## Records to process

□ □ □ □ □ □ □

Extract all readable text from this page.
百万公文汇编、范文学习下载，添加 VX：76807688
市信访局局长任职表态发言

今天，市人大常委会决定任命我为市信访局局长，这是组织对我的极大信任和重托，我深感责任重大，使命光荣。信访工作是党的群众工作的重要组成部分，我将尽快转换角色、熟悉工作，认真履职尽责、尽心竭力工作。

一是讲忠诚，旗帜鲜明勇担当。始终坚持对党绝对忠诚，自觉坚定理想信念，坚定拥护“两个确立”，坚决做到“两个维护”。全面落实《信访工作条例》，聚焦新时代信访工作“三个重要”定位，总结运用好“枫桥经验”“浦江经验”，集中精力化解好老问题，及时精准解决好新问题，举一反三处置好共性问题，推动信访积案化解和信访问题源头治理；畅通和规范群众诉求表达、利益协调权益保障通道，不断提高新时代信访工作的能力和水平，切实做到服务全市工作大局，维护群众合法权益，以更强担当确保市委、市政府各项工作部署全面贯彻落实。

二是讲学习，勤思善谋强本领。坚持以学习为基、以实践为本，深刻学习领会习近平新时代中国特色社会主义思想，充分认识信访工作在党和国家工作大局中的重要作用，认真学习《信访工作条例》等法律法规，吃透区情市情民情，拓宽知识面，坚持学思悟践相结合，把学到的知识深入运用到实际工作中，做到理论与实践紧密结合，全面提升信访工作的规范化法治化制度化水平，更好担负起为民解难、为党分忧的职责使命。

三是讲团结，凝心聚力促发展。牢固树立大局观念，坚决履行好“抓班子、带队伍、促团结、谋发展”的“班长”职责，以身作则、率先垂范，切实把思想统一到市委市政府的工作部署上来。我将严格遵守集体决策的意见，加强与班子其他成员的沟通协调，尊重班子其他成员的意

□ □ □ □ □ □ □

## Problem requirements
Take the entries above and transcribe them in full.

## Task response
Extract all readable text from this page.
百万公文汇编、范文学习下载，添加 VX：76807688
市信访局局长任职表态发言

今天，市人大常委会决定任命我为市信访局局长，这是组织对我的极大信任和重托，我深感责任重大，使命光荣。信访工作是党的群众工作的重要组成部分，我将尽快转换角色、熟悉工作，认真履职尽责、尽心竭力工作。

一是讲忠诚，旗帜鲜明勇担当。始终坚持对党绝对忠诚，自觉坚定理想信念，坚定拥护“两个确立”，坚决做到“两个维护”。全面落实《信访工作条例》，聚焦新时代信访工作“三个重要”定位，总结运用好“枫桥经验”“浦江经验”，集中精力化解好老问题，及时精准解决好新问题，举一反三处置好共性问题，推动信访积案化解和信访问题源头治理；畅通和规范群众诉求表达、利益协调权益保障通道，不断提高新时代信访工作的能力和水平，切实做到服务全市工作大局，维护群众合法权益，以更强担当确保市委、市政府各项工作部署全面贯彻落实。

二是讲学习，勤思善谋强本领。坚持以学习为基、以实践为本，深刻学习领会习近平新时代中国特色社会主义思想，充分认识信访工作在党和国家工作大局中的重要作用，认真学习《信访工作条例》等法律法规，吃透区情市情民情，拓宽知识面，坚持学思悟践相结合，把学到的知识深入运用到实际工作中，做到理论与实践紧密结合，全面提升信访工作的规范化法治化制度化水平，更好担负起为民解难、为党分忧的职责使命。

三是讲团结，凝心聚力促发展。牢固树立大局观念，坚决履行好“抓班子、带队伍、促团结、谋发展”的“班长”职责，以身作则、率先垂范，切实把思想统一到市委市政府的工作部署上来。我将严格遵守集体决策的意见，加强与班子其他成员的沟通协调，尊重班子其他成员的意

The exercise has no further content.